Will you output the entries below exactly, skipping every image they contain?

══ RECORDED DATA

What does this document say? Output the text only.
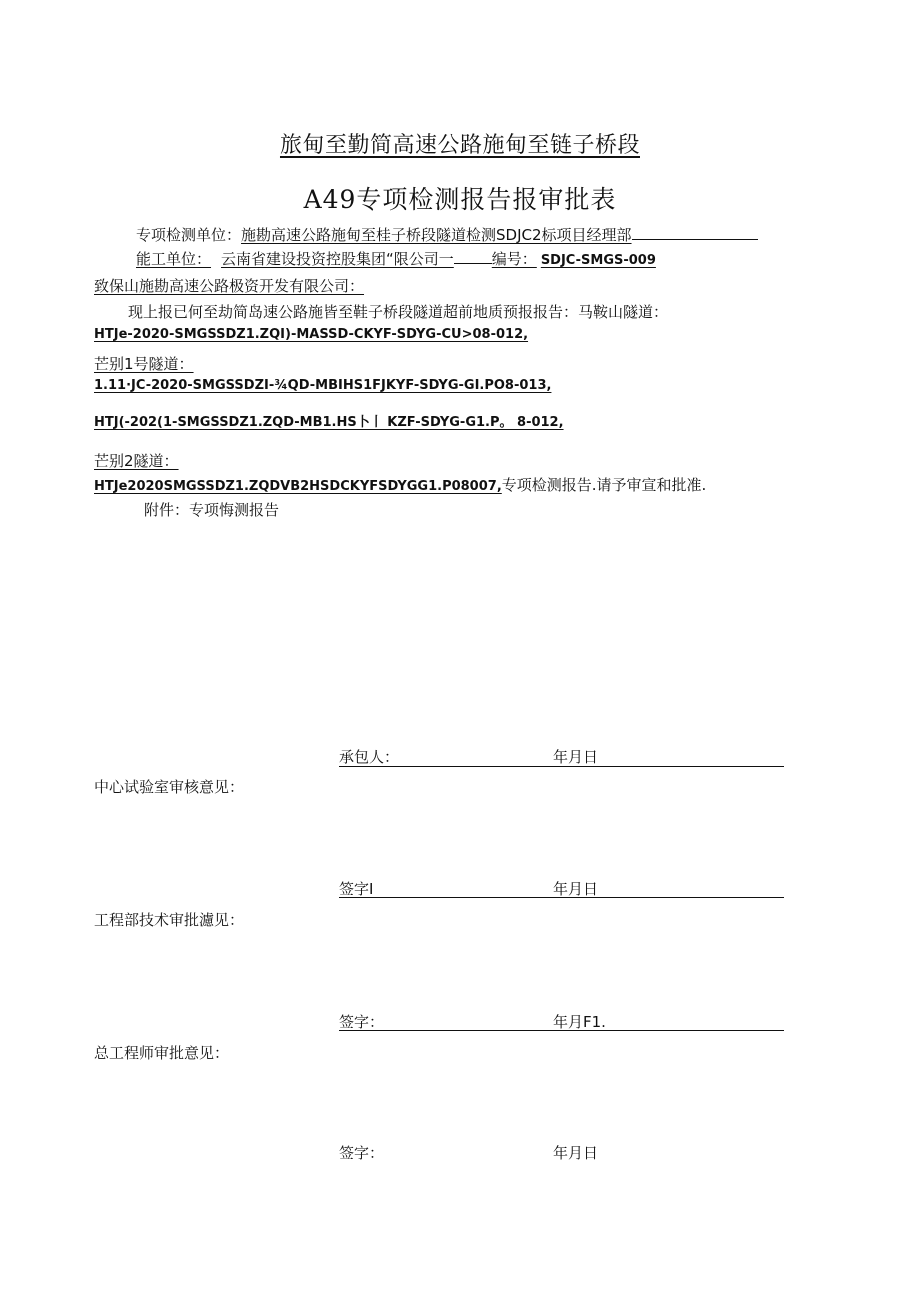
旅甸至勤简高速公路施甸至链子桥段
A49专项检测报告报审批表
专项检测单位：施勘高速公路施甸至桂子桥段隧道检测SDJC2标项目经理部
能工单位： 云南省建设投资控股集团“限公司一	编号： SDJC-SMGS-009
致保山施勘高速公路极资开发有限公司：
现上报已何至劫简岛速公路施皆至鞋子桥段隧道超前地质预报报告：马鞍山隧道：
HTJe-2020-SMGSSDZ1.ZQI)-MASSD-CKYF-SDYG-CU>08-012,
芒别1号隧道：
1.11·JC-2020-SMGSSDZI-¾QD-MBIHS1FJKYF-SDYG-GI.PO8-013,
HTJ(-202(1-SMGSSDZ1.ZQD-MB1.HS卜丨 KZF-SDYG-G1.P。 8-012,
芒别2隧道：
HTJe2020SMGSSDZ1.ZQDVB2HSDCKYFSDYGG1.P08007,专项检测报告.请予审宣和批准.
附件：专项悔测报告
承包人：	年月日
中心试验室审核意见：
签字I	年月日
工程部技术审批濾见：
签字：	年月F1.
总工程师审批意见：
签字：	年月日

════

• [TASK OUTPUT]:
What does this document say? Output the text only.
旅甸至勤简高速公路施甸至链子桥段
A49专项检测报告报审批表
专项检测单位：施勘高速公路施甸至桂子桥段隧道检测SDJC2标项目经理部
能工单位： 云南省建设投资控股集团“限公司一	编号： SDJC-SMGS-009
致保山施勘高速公路极资开发有限公司：
现上报已何至劫简岛速公路施皆至鞋子桥段隧道超前地质预报报告：马鞍山隧道：
HTJe-2020-SMGSSDZ1.ZQI)-MASSD-CKYF-SDYG-CU>08-012,
芒别1号隧道：
1.11·JC-2020-SMGSSDZI-¾QD-MBIHS1FJKYF-SDYG-GI.PO8-013,
HTJ(-202(1-SMGSSDZ1.ZQD-MB1.HS卜丨 KZF-SDYG-G1.P。 8-012,
芒别2隧道：
HTJe2020SMGSSDZ1.ZQDVB2HSDCKYFSDYGG1.P08007,专项检测报告.请予审宣和批准.
附件：专项悔测报告
承包人：	年月日
中心试验室审核意见：
签字I	年月日
工程部技术审批濾见：
签字：	年月F1.
总工程师审批意见：
签字：	年月日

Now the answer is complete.